##### Extraits de données #####

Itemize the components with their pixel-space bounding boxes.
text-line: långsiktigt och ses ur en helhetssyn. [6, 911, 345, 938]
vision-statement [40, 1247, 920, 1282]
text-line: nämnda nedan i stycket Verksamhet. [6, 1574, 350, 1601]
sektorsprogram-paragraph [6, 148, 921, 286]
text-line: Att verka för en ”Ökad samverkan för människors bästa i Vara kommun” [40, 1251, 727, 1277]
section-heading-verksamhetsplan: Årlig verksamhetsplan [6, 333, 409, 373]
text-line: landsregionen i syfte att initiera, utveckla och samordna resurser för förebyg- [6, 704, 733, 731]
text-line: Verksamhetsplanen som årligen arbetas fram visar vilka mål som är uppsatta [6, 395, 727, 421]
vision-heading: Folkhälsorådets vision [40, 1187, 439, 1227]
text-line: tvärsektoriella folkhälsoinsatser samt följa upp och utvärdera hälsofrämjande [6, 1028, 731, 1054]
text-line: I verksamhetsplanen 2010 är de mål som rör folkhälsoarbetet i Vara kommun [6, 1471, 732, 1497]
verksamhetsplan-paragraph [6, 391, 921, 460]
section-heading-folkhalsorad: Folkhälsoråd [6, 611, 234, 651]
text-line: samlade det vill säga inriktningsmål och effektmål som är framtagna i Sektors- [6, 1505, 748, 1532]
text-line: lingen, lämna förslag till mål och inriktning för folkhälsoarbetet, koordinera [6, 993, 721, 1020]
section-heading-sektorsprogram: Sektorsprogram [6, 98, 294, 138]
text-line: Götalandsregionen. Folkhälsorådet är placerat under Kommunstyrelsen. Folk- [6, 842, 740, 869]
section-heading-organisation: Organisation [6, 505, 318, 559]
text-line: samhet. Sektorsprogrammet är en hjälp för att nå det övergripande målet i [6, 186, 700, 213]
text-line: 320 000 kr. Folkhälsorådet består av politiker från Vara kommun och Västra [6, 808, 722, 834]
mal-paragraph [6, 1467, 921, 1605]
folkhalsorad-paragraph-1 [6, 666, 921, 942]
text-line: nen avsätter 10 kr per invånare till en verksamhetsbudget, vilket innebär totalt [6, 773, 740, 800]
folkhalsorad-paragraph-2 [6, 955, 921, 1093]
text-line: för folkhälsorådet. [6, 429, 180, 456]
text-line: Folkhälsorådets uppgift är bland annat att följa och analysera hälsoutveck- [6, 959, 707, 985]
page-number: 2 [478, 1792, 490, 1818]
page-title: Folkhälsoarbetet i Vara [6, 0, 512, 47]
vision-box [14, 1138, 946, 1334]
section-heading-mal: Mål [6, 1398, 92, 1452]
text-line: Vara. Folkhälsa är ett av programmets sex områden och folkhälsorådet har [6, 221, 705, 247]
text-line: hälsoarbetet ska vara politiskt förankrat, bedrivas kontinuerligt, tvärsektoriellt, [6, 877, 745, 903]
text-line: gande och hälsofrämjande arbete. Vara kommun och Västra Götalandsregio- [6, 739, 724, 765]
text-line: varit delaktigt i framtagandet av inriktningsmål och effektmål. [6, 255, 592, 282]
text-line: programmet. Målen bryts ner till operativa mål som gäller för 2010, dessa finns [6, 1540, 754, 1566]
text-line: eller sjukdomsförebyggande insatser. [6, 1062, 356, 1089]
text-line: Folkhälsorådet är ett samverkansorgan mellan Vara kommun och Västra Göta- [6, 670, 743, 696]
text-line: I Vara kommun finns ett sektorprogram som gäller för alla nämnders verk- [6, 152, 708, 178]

#####
##### Extraits de données #####

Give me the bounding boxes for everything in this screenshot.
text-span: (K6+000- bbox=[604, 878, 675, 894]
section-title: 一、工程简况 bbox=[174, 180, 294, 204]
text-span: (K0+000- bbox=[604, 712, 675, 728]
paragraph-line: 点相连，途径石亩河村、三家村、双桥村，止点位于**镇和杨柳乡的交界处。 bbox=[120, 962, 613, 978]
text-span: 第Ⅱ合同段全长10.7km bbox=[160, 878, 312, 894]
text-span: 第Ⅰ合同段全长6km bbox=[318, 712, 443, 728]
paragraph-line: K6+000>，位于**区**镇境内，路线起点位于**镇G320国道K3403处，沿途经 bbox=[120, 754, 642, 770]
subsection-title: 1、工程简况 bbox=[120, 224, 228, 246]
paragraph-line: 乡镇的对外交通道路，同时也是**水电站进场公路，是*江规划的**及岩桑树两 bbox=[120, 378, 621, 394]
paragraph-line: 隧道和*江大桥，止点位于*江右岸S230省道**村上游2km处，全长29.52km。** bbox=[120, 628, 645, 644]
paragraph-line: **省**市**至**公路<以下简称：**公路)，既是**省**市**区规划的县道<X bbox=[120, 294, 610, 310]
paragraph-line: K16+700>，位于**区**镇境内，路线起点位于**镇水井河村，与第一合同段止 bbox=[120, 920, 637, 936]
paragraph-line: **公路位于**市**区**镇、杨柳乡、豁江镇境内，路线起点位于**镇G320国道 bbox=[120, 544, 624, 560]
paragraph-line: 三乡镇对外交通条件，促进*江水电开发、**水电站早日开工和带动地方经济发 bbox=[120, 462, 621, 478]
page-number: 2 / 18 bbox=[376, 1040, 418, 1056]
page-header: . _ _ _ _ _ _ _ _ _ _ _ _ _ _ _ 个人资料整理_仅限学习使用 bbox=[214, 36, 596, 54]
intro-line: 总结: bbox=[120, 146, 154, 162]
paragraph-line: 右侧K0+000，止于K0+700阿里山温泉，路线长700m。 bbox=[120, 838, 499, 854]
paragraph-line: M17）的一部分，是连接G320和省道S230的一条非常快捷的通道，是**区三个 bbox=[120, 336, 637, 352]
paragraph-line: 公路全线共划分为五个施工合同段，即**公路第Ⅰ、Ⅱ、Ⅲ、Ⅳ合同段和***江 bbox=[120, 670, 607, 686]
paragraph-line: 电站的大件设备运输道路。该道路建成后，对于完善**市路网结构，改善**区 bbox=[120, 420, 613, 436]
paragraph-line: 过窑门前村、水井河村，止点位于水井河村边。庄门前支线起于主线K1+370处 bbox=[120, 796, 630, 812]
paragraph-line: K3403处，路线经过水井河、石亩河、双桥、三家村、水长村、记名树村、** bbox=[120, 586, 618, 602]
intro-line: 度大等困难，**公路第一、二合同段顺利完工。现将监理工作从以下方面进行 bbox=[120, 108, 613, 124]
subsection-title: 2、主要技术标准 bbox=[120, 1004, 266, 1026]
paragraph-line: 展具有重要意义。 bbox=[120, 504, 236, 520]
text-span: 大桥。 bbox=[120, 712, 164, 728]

#####
##### Extraits de données #####

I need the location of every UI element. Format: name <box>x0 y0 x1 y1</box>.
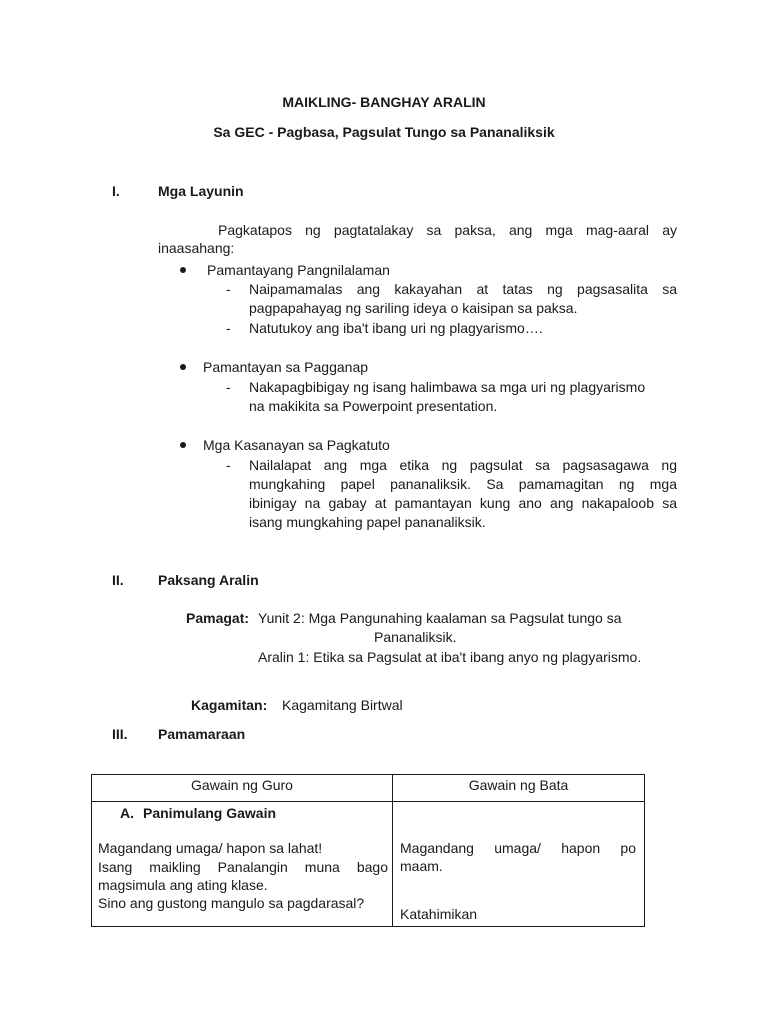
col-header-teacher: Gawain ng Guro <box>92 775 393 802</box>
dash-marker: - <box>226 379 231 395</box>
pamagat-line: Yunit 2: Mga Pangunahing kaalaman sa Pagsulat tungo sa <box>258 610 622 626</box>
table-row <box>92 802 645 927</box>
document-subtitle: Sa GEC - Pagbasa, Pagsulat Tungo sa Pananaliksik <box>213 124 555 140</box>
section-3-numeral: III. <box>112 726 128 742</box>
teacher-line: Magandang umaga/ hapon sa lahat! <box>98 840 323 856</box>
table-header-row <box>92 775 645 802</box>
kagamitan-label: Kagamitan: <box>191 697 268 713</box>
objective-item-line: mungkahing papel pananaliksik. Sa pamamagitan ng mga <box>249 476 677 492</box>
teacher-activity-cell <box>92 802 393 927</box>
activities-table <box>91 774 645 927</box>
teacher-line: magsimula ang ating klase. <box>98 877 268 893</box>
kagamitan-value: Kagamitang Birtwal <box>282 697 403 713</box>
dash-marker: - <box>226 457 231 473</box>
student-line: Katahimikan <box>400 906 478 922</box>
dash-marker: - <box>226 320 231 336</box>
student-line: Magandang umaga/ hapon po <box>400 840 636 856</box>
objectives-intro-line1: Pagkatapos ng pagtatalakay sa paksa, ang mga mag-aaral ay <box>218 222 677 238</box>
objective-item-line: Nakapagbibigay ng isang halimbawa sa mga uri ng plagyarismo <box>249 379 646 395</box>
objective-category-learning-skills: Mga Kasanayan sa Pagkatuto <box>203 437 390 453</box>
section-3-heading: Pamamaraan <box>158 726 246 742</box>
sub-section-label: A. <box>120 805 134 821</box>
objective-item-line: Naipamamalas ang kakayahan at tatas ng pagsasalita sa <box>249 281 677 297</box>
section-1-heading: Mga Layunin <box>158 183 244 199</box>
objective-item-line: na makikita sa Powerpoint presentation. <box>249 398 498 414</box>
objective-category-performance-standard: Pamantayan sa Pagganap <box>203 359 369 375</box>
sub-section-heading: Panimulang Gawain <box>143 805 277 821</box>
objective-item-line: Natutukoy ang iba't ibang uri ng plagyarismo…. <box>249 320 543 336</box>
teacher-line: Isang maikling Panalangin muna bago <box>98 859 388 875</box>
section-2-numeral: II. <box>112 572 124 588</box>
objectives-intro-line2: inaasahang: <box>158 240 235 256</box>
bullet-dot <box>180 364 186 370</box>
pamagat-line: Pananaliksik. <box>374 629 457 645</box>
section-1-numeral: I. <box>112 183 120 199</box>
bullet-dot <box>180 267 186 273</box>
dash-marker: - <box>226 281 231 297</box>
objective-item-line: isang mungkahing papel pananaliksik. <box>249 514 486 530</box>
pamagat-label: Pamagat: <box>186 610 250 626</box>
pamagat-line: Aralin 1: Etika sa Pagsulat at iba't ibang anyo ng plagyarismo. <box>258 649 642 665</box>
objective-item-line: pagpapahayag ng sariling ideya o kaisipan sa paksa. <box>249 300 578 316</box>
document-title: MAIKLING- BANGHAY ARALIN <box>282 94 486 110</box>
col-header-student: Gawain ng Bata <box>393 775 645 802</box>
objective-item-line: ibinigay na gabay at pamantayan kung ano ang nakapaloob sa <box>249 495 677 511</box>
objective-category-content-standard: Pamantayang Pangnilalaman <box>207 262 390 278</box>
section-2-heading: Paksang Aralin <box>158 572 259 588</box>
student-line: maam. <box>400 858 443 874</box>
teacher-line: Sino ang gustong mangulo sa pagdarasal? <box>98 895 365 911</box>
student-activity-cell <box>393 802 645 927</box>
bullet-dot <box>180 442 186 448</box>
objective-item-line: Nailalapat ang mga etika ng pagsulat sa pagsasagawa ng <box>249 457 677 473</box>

#####

> _Votre tâche_
Reproduisez telles quelles les lignes allant de celle qui contient « Itemize the components » jusqu'à celle qui contient « vision-heading: Folkhälsorådets vision », ces deux lignes comprises.

> _Réponse complète_
Itemize the components with their pixel-space bounding boxes.
text-line: långsiktigt och ses ur en helhetssyn. [6, 911, 345, 938]
vision-statement [40, 1247, 920, 1282]
text-line: nämnda nedan i stycket Verksamhet. [6, 1574, 350, 1601]
sektorsprogram-paragraph [6, 148, 921, 286]
text-line: Att verka för en ”Ökad samverkan för människors bästa i Vara kommun” [40, 1251, 727, 1277]
section-heading-verksamhetsplan: Årlig verksamhetsplan [6, 333, 409, 373]
text-line: landsregionen i syfte att initiera, utveckla och samordna resurser för förebyg- [6, 704, 733, 731]
text-line: Verksamhetsplanen som årligen arbetas fram visar vilka mål som är uppsatta [6, 395, 727, 421]
vision-heading: Folkhälsorådets vision [40, 1187, 439, 1227]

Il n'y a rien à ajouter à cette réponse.